At the same time, I get the second error message (going back and forth from dashboard to the site, mainly). In the forum I found an article that says “The short answer is simple: there are too many requests being executed on your account at the same time.”. But my site is new, I have no visitors, VERY little content, and essentially no plugins. There is nothing there.
It also says " Ensure static files (like HTML or CSS files) don’t have the .php file extension." I have no idea what this is or how to ensure this. How do I figure out if I have any php-files?

That was a lot of questions, should they have been in two posts? I didn’t know, thought they might be related somehow. I hope you don’t mind. Thanks!

You have a trusted certificate installed, you can ignore wherever you saw that

image

See:

WordPress may be trying to run a bunch of background tasks, which can also trigger it. Disable auto-updates, and any cron tasks you created.

Also, note that bot visits (Including crawlers like Google) also influence this.

WordPress is created in PHP, so you have a ton of PHP files. This note is more for people who custom-coded, and does not apply to you.

5 Likes

OK thanks.

**DATA EXCERPTS**
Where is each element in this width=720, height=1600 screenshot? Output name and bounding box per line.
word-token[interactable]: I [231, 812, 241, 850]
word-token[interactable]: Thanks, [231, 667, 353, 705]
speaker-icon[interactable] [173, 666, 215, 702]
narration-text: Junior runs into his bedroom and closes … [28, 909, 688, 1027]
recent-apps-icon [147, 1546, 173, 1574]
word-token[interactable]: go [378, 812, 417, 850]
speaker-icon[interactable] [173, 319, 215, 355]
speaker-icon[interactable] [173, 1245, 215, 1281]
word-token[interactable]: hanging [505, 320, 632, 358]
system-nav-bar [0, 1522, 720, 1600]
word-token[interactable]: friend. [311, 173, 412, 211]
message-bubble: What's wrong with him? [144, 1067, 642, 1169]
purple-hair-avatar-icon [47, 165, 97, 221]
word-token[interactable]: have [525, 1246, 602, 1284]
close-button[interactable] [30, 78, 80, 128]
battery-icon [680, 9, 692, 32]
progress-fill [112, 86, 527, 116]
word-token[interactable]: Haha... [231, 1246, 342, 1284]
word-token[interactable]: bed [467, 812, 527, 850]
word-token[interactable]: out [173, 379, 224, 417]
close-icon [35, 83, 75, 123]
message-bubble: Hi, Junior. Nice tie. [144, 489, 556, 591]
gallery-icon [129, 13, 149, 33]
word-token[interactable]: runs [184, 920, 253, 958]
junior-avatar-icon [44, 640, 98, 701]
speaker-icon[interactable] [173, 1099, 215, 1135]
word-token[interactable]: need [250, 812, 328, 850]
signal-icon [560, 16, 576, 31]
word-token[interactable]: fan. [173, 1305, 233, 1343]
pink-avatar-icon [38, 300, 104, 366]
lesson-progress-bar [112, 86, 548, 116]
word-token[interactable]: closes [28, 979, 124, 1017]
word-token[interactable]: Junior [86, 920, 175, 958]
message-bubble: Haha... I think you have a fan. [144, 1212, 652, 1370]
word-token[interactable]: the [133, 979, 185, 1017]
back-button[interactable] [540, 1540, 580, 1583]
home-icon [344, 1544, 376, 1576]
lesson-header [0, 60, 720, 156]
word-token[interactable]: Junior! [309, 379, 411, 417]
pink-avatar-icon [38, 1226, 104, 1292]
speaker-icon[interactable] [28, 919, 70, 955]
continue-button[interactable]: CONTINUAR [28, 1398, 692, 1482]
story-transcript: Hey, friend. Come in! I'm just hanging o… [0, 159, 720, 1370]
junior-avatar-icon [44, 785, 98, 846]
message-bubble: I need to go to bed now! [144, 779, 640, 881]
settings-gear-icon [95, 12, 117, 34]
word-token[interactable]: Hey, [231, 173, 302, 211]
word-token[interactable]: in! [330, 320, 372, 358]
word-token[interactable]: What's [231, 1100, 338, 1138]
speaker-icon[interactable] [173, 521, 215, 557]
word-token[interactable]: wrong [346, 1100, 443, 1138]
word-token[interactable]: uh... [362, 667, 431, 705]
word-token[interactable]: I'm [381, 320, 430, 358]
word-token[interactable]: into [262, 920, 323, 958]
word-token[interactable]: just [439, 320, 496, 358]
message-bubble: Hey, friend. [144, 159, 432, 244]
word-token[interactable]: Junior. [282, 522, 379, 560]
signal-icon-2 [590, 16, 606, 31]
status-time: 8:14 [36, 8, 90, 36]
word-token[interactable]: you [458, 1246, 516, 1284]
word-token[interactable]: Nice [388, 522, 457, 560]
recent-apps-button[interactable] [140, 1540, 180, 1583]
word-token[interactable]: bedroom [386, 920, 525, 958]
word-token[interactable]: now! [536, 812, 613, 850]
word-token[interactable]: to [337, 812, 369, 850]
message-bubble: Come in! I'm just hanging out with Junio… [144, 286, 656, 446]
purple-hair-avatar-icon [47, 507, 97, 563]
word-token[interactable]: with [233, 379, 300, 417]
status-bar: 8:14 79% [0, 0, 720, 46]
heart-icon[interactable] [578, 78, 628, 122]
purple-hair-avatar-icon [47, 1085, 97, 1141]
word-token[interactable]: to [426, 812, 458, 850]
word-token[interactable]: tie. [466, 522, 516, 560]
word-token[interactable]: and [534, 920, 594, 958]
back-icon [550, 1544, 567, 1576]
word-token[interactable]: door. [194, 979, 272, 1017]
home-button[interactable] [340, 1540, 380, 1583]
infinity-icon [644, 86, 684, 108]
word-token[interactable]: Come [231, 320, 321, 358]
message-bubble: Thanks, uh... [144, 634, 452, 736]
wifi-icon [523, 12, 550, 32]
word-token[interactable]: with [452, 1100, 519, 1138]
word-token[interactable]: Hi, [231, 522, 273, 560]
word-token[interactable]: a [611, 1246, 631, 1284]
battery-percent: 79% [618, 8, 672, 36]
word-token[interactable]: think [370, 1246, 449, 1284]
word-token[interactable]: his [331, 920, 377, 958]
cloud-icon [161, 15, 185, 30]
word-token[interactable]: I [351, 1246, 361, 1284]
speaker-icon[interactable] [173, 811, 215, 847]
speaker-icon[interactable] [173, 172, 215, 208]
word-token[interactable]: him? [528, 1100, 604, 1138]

**EXERCISE REQUIREMENTS**
**1.** Answer these about the WordPress forum thread:
(a) What is the short answer for the error, according to the article quoted from the forum?
(b) What does the reply recommend disabling?
(c) What language does the reply say WordPress is created in?
**2.** Write the next part of the WordPress forum thread, following on after the last reply.

**ANSWERS TO THIS EXERCISE**
**1.**
(a) Too many requests are being executed on the account at the same time.
(b) Auto-updates and any cron tasks the user created.
(c) PHP.

**2.**
So in essence:

  • The certificate is ok, wordpress should work. ** Question: If it keeps on not working, is there anything else I could do? Cloudflare?**

  • Get iFastNet Premium if you want to avoid the apache message, what I get now is to be expected. ** Q: am I to expect to get this error message only during the site build or will that happen to myself and visitors after the site is up? Apart from a subscription - is there anything else I can do to ease up on the php/apache thing?**

  • I have a lot of php-files, but I don’t have to worry about it. Apart from disabling the auto-updates. ** Q: Should I disable them for ever or just now that I am trying to build the site?**

The SSL shopper checker will keep saying the certificate is not fine, but for almost all uses cases, it is. I would suggest to just ignore the SSL shopper message.

If you don’t want to: then indeed Cloudflare, or premium.

This seems to be caused by Mixed Content errors: the links to the fonts on your site use HTTP, while the page is loaded over HTTPS. Modern browsers refuse to load such links for safety.

Usually, changing the site URL in WordPress does the trick, but any custom code, or advanced website builders, may require additional changes to make it work.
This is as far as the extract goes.